Exercise task: Extract each line containing the string "structured".

Dataset records:
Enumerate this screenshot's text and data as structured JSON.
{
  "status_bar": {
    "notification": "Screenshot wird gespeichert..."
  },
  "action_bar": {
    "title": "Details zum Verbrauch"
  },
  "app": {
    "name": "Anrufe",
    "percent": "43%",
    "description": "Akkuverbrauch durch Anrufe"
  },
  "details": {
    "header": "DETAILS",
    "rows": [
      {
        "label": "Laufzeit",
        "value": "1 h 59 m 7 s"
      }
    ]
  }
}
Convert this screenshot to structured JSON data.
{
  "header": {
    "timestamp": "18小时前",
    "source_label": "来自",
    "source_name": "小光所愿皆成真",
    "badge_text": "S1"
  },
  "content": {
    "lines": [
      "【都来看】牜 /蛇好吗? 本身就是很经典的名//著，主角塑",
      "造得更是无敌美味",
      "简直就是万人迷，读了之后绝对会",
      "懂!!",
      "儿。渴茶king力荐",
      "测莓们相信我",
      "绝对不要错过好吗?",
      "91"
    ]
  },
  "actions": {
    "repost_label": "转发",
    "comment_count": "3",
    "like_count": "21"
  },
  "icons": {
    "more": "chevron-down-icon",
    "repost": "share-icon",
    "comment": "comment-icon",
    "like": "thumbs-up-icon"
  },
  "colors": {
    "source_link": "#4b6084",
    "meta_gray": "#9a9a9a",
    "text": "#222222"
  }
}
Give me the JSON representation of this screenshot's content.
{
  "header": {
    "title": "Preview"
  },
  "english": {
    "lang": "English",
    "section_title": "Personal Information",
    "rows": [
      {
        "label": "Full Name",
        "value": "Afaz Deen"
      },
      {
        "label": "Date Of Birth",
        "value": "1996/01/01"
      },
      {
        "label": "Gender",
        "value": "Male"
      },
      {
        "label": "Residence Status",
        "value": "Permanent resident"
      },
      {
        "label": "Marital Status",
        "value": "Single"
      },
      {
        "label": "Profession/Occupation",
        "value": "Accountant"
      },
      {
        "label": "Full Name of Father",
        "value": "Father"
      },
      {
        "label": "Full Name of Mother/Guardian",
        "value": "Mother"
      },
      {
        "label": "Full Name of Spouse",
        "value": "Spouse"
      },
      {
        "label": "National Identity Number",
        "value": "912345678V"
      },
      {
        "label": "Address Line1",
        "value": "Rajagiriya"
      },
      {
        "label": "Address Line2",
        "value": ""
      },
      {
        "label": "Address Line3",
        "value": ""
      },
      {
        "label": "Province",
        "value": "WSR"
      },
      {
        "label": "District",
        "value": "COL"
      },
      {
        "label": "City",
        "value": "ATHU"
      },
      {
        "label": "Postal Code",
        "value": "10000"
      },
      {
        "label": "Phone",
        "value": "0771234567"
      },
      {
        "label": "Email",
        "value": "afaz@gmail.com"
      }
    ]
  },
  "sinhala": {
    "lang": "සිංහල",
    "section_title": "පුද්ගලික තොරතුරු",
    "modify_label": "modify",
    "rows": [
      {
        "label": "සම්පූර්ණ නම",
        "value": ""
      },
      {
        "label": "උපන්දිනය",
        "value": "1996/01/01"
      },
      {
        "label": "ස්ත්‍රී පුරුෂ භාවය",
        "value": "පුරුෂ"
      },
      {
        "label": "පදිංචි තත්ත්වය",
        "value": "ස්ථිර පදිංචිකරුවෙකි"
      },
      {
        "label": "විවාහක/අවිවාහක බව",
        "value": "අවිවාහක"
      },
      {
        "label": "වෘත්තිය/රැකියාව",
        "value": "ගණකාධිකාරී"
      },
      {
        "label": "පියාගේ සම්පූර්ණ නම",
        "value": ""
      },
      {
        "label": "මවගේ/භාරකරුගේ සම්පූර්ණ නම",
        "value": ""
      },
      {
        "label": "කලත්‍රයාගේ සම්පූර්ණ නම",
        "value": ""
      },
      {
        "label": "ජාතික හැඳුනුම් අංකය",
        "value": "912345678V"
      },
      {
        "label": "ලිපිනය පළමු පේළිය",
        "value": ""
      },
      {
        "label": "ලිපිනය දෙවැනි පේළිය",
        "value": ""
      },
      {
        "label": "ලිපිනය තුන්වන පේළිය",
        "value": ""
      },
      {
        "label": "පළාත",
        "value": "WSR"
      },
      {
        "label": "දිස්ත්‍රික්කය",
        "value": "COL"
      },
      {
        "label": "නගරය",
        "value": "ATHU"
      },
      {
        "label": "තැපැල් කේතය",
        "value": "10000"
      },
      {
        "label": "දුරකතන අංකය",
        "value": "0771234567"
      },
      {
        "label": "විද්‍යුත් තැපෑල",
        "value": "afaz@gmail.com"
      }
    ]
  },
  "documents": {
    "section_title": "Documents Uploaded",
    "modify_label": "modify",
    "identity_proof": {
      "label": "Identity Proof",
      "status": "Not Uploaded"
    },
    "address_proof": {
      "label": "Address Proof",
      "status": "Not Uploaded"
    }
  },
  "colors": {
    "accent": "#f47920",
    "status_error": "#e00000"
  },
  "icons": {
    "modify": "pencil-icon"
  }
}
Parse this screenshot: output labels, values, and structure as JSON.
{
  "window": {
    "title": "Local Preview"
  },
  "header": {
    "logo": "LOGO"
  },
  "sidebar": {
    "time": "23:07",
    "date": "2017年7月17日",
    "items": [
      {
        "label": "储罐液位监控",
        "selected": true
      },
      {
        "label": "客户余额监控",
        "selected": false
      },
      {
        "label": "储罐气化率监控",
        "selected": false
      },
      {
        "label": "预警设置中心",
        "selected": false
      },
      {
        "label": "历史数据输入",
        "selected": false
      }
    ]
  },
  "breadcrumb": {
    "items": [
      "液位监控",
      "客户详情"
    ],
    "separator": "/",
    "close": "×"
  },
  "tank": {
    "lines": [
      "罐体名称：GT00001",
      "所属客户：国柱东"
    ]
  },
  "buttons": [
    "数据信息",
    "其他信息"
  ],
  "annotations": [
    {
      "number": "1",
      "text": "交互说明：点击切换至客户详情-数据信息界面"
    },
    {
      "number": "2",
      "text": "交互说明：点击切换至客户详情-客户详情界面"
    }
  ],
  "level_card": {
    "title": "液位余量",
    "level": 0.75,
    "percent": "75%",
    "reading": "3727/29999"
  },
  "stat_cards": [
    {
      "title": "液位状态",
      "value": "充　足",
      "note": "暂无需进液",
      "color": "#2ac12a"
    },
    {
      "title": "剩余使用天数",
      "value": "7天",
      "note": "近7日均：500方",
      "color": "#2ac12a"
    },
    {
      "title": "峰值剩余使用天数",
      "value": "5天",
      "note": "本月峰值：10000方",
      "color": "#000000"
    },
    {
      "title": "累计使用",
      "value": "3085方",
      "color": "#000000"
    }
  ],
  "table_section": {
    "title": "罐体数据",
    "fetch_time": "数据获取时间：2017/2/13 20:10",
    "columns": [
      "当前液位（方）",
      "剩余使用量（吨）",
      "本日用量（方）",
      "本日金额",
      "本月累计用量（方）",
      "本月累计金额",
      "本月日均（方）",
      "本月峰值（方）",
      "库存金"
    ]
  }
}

Finished task:
Enumerate this screenshot's text and data as structured JSON.
Convert this screenshot to structured JSON data.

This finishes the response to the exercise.